━━ MATERIAL SUPPLIED

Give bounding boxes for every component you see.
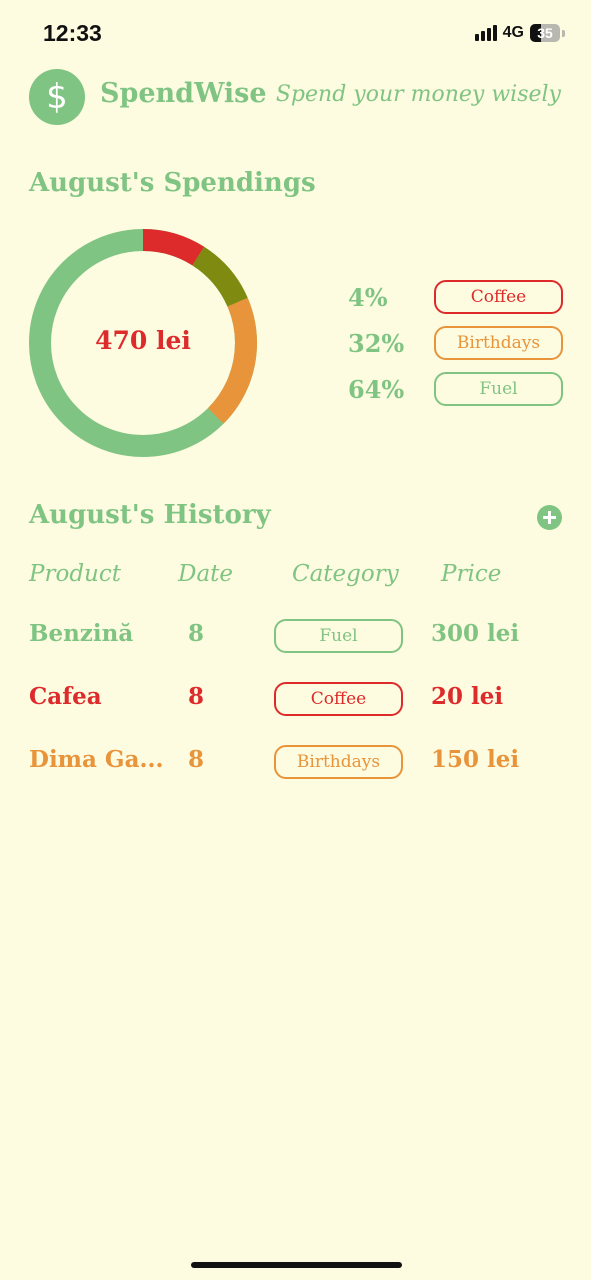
category-pill-fuel[interactable]: Fuel (434, 372, 563, 406)
dollar-sign-icon: $ (29, 69, 85, 125)
row-product: Dima Ga... (29, 746, 164, 773)
row-price: 20 lei (431, 683, 504, 710)
category-pill-coffee[interactable]: Coffee (434, 280, 563, 314)
status-icons: 4G 35 (474, 24, 565, 42)
spendings-title: August's Spendings (29, 168, 316, 198)
legend-row-birthdays: 32% Birthdays (348, 326, 563, 360)
app-name: SpendWise (100, 78, 267, 109)
home-indicator (191, 1262, 402, 1268)
row-product: Cafea (29, 683, 102, 710)
row-date: 8 (188, 620, 205, 647)
column-header-category: Category (292, 561, 399, 587)
signal-icon (474, 25, 497, 41)
legend-row-fuel: 64% Fuel (348, 372, 563, 406)
history-title: August's History (29, 500, 271, 530)
row-price: 300 lei (431, 620, 520, 647)
row-date: 8 (188, 683, 205, 710)
row-category-pill[interactable]: Fuel (274, 619, 403, 653)
row-category-pill[interactable]: Coffee (274, 682, 403, 716)
column-header-product: Product (29, 561, 121, 587)
row-price: 150 lei (431, 746, 520, 773)
status-time: 12:33 (43, 20, 102, 46)
column-header-date: Date (178, 561, 234, 587)
column-header-price: Price (441, 561, 502, 587)
row-date: 8 (188, 746, 205, 773)
total-amount: 470 lei (95, 326, 191, 355)
legend-row-coffee: 4% Coffee (348, 280, 563, 314)
row-category-pill[interactable]: Birthdays (274, 745, 403, 779)
category-pill-birthdays[interactable]: Birthdays (434, 326, 563, 360)
legend-percent: 64% (348, 374, 405, 404)
network-label: 4G (502, 24, 524, 41)
add-expense-button[interactable] (537, 505, 562, 530)
battery-level: 35 (537, 25, 553, 41)
legend-percent: 32% (348, 328, 405, 358)
row-product: Benzină (29, 620, 134, 647)
legend-percent: 4% (348, 282, 388, 312)
tagline: Spend your money wisely (275, 82, 561, 107)
battery-icon: 35 (530, 24, 560, 42)
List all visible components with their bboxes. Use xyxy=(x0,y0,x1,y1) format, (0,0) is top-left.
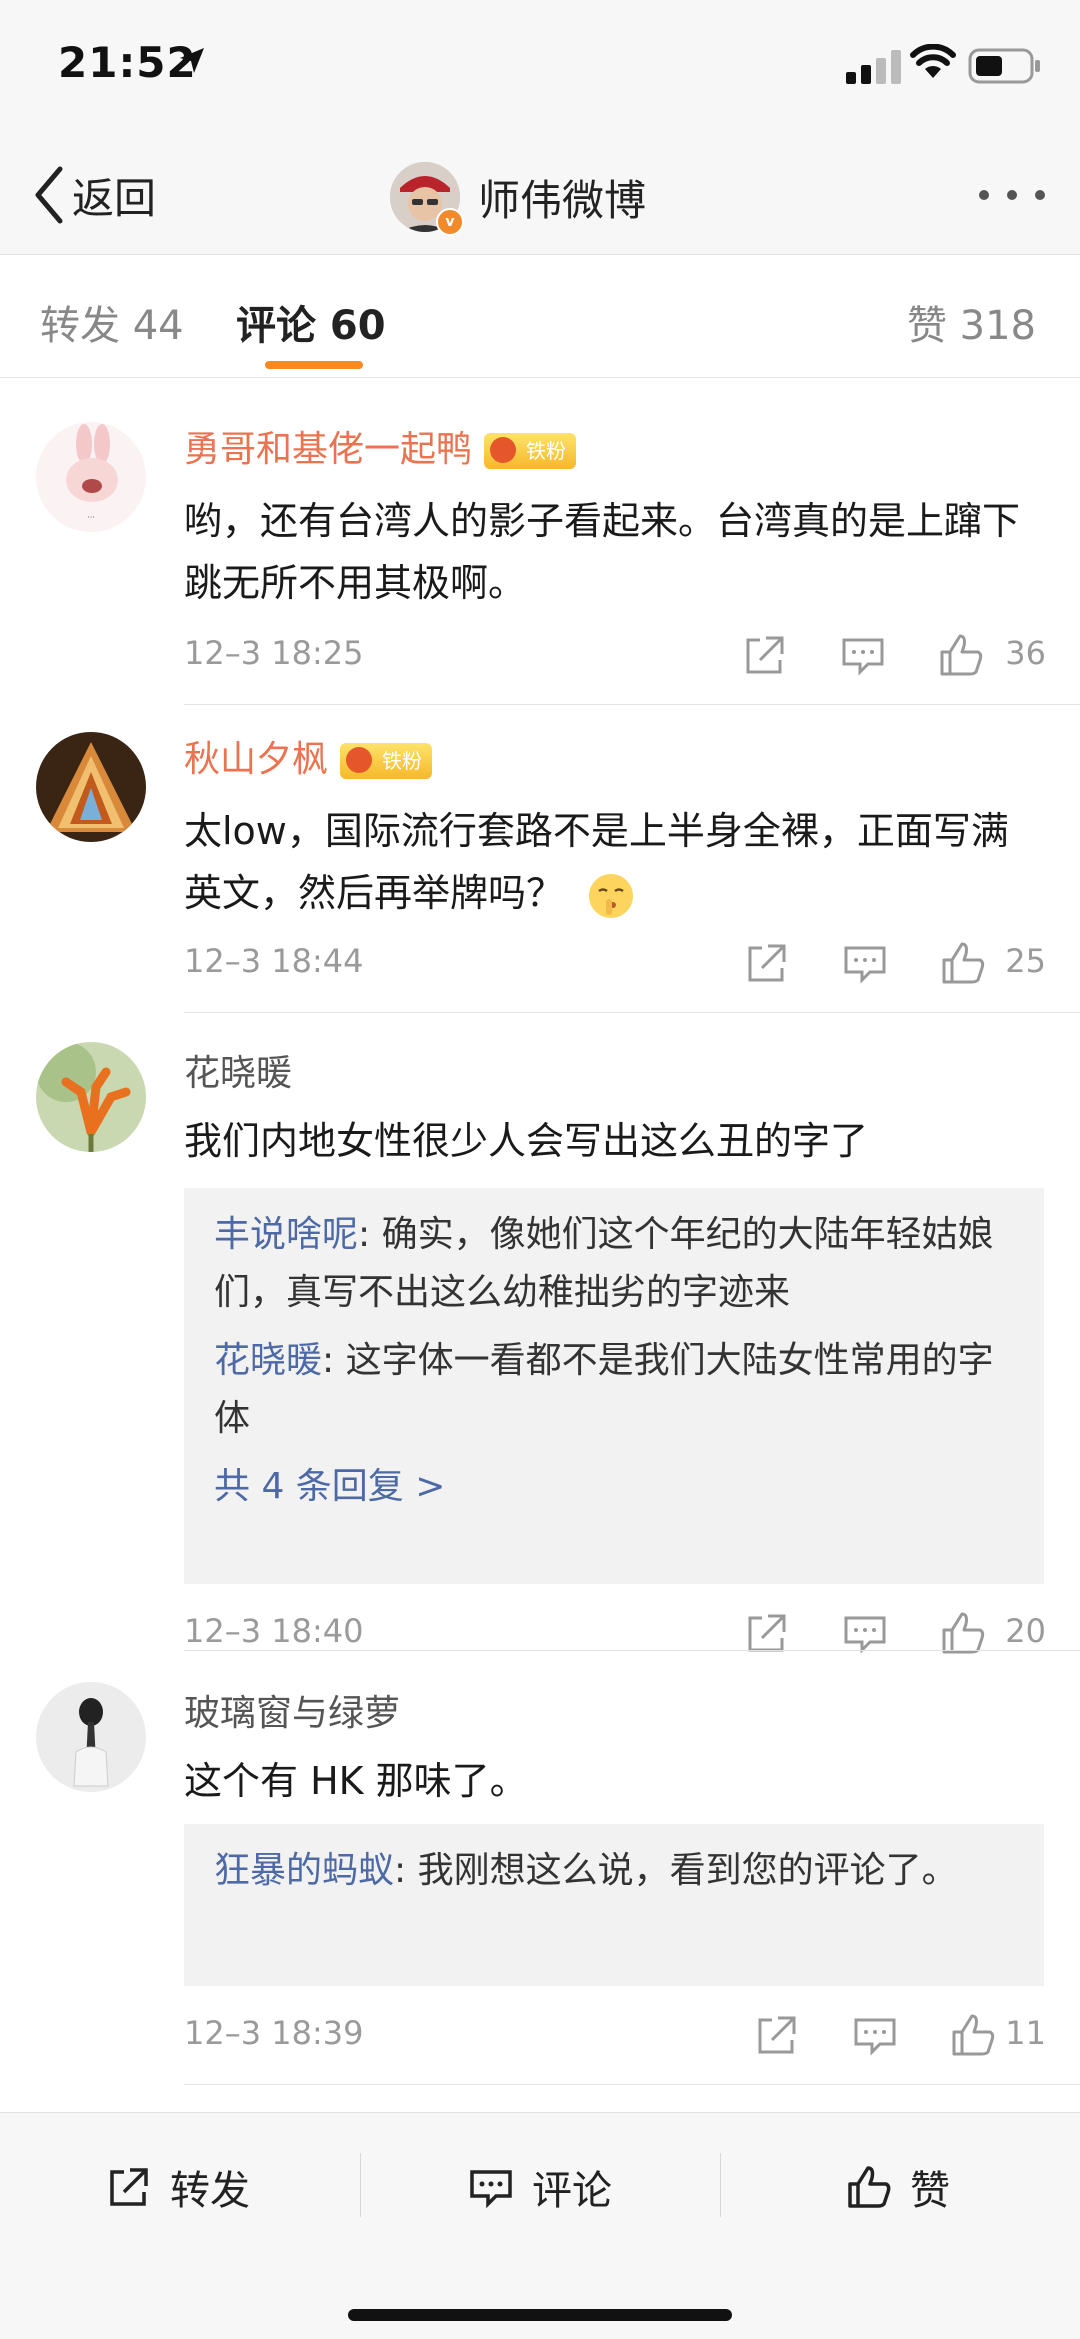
reply-author[interactable]: 狂暴的蚂蚁 xyxy=(214,1850,394,1891)
comment-icon xyxy=(470,2170,512,2209)
reply-preview[interactable]: 狂暴的蚂蚁: 我刚想这么说，看到您的评论了。 xyxy=(184,1824,1044,1986)
status-time: 21:52 xyxy=(58,38,197,87)
share-icon[interactable] xyxy=(742,938,792,988)
divider xyxy=(360,2153,361,2217)
reply-icon[interactable] xyxy=(840,938,890,988)
comment-author[interactable]: 玻璃窗与绿萝 xyxy=(184,1684,400,1736)
shush-emoji-icon xyxy=(589,873,634,918)
comment-time: 12–3 18:40 xyxy=(184,1612,364,1650)
blog-title: 师伟微博 xyxy=(478,175,647,225)
battery-icon xyxy=(968,48,1040,84)
comment-meta: 12–3 18:44 25 xyxy=(184,938,1046,988)
tab-comment[interactable]: 评论 60 xyxy=(236,293,386,351)
comment-time: 12–3 18:39 xyxy=(184,2014,364,2052)
reply-author[interactable]: 花晓暖 xyxy=(214,1340,322,1381)
comment-meta: 12–3 18:39 11 xyxy=(184,2010,1046,2060)
reply-icon[interactable] xyxy=(850,2010,900,2060)
comment-label: 评论 xyxy=(532,2168,612,2214)
svg-text:···: ··· xyxy=(87,513,95,522)
home-indicator[interactable] xyxy=(348,2309,732,2321)
nav-title[interactable]: v 师伟微博 xyxy=(390,152,646,242)
back-label: 返回 xyxy=(72,173,157,223)
comment-text: 这个有 HK 那味了。 xyxy=(184,1759,528,1803)
share-icon[interactable] xyxy=(740,630,790,680)
location-arrow-icon xyxy=(180,48,204,73)
fan-badge: 铁粉 xyxy=(484,433,577,469)
reply-text: : 我刚想这么说，看到您的评论了。 xyxy=(394,1850,958,1891)
comment-text: 太low，国际流行套路不是上半身全裸，正面写满英文，然后再举牌吗？ xyxy=(184,800,1044,924)
avatar[interactable]: ··· xyxy=(36,422,146,532)
divider xyxy=(184,2084,1080,2085)
divider xyxy=(720,2153,721,2217)
share-icon xyxy=(110,2168,148,2206)
active-tab-indicator xyxy=(265,361,363,369)
reply-item: 丰说啥呢: 确实，像她们这个年纪的大陆年轻姑娘们，真写不出这么幼稚拙劣的字迹来 xyxy=(214,1206,1014,1322)
comment-text: 我们内地女性很少人会写出这么丑的字了 xyxy=(184,1119,869,1163)
tab-repost[interactable]: 转发 44 xyxy=(40,293,184,351)
badge-label: 铁粉 xyxy=(526,439,567,463)
crown-icon xyxy=(346,747,373,773)
reply-author[interactable]: 丰说啥呢 xyxy=(214,1214,358,1255)
tab-like[interactable]: 赞 318 xyxy=(907,293,1036,351)
author-name: 秋山夕枫 xyxy=(184,739,329,780)
avatar[interactable] xyxy=(36,732,146,842)
like-icon[interactable] xyxy=(948,2010,998,2060)
comment-author[interactable]: 勇哥和基佬一起鸭 铁粉 xyxy=(184,420,577,472)
status-bar: 21:52 xyxy=(0,0,1080,140)
share-icon[interactable] xyxy=(752,2010,802,2060)
reply-icon[interactable] xyxy=(838,630,888,680)
author-name: 勇哥和基佬一起鸭 xyxy=(184,429,473,470)
blogger-avatar: v xyxy=(390,162,464,236)
like-label: 赞 xyxy=(910,2168,950,2214)
reply-item: 狂暴的蚂蚁: 我刚想这么说，看到您的评论了。 xyxy=(214,1842,1014,1900)
like-count: 11 xyxy=(1005,2014,1046,2052)
tab-bar: 转发 44 评论 60 赞 318 xyxy=(0,255,1080,378)
reply-preview[interactable]: 丰说啥呢: 确实，像她们这个年纪的大陆年轻姑娘们，真写不出这么幼稚拙劣的字迹来 … xyxy=(184,1188,1044,1584)
like-count: 25 xyxy=(1005,942,1046,980)
comment-author[interactable]: 秋山夕枫 铁粉 xyxy=(184,730,433,782)
repost-label: 转发 xyxy=(170,2168,250,2214)
divider xyxy=(184,704,1080,705)
reply-text: : 这字体一看都不是我们大陆女性常用的字体 xyxy=(214,1340,994,1439)
chevron-left-icon xyxy=(35,166,63,224)
badge-label: 铁粉 xyxy=(382,749,423,773)
like-icon xyxy=(848,2166,891,2208)
like-icon[interactable] xyxy=(938,938,988,988)
bottom-action-bar: 转发 评论 赞 xyxy=(0,2112,1080,2339)
reply-item: 花晓暖: 这字体一看都不是我们大陆女性常用的字体 xyxy=(214,1332,1014,1448)
more-options-icon[interactable] xyxy=(972,180,1052,210)
like-button[interactable]: 赞 xyxy=(844,2149,950,2225)
comment-button[interactable]: 评论 xyxy=(466,2149,612,2225)
avatar[interactable] xyxy=(36,1682,146,1792)
crown-icon xyxy=(490,437,517,463)
cellular-signal-icon xyxy=(846,50,901,84)
divider xyxy=(184,1650,1080,1651)
verified-icon: v xyxy=(436,208,464,236)
repost-button[interactable]: 转发 xyxy=(104,2149,250,2225)
comment-time: 12–3 18:25 xyxy=(184,634,364,672)
comment-text: 哟，还有台湾人的影子看起来。台湾真的是上蹿下跳无所不用其极啊。 xyxy=(184,499,1021,605)
comment-time: 12–3 18:44 xyxy=(184,942,364,980)
more-replies-link[interactable]: 共 4 条回复 > xyxy=(214,1456,1014,1518)
comment-author[interactable]: 花晓暖 xyxy=(184,1044,292,1096)
avatar[interactable] xyxy=(36,1042,146,1152)
like-icon[interactable] xyxy=(936,630,986,680)
back-button[interactable]: 返回 xyxy=(32,160,156,230)
comment-meta: 12–3 18:25 36 xyxy=(184,630,1046,680)
like-count: 36 xyxy=(1005,634,1046,672)
wifi-icon xyxy=(910,44,956,78)
nav-bar: 返回 v 师伟微博 xyxy=(0,140,1080,255)
like-count: 20 xyxy=(1005,1612,1046,1650)
divider xyxy=(184,1012,1080,1013)
fan-badge: 铁粉 xyxy=(340,743,433,779)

━━━━

Reproduce verbatim every line from the line containing "category-pill-fuel[interactable]: Fuel (434, 372, 563, 406)" to the line containing "column-header-date: Date (178, 561, 234, 587)", including both of those lines.

category-pill-fuel[interactable]: Fuel (434, 372, 563, 406)
dollar-sign-icon: $ (29, 69, 85, 125)
row-product: Dima Ga... (29, 746, 164, 773)
row-price: 20 lei (431, 683, 504, 710)
category-pill-coffee[interactable]: Coffee (434, 280, 563, 314)
status-icons: 4G 35 (474, 24, 565, 42)
spendings-title: August's Spendings (29, 168, 316, 198)
legend-row-birthdays: 32% Birthdays (348, 326, 563, 360)
app-name: SpendWise (100, 78, 267, 109)
home-indicator (191, 1262, 402, 1268)
row-product: Cafea (29, 683, 102, 710)
row-date: 8 (188, 620, 205, 647)
column-header-category: Category (292, 561, 399, 587)
signal-icon (474, 25, 497, 41)
legend-row-fuel: 64% Fuel (348, 372, 563, 406)
history-title: August's History (29, 500, 271, 530)
row-price: 300 lei (431, 620, 520, 647)
row-date: 8 (188, 683, 205, 710)
row-category-pill[interactable]: Fuel (274, 619, 403, 653)
row-category-pill[interactable]: Coffee (274, 682, 403, 716)
column-header-product: Product (29, 561, 121, 587)
row-price: 150 lei (431, 746, 520, 773)
status-time: 12:33 (43, 20, 102, 46)
column-header-date: Date (178, 561, 234, 587)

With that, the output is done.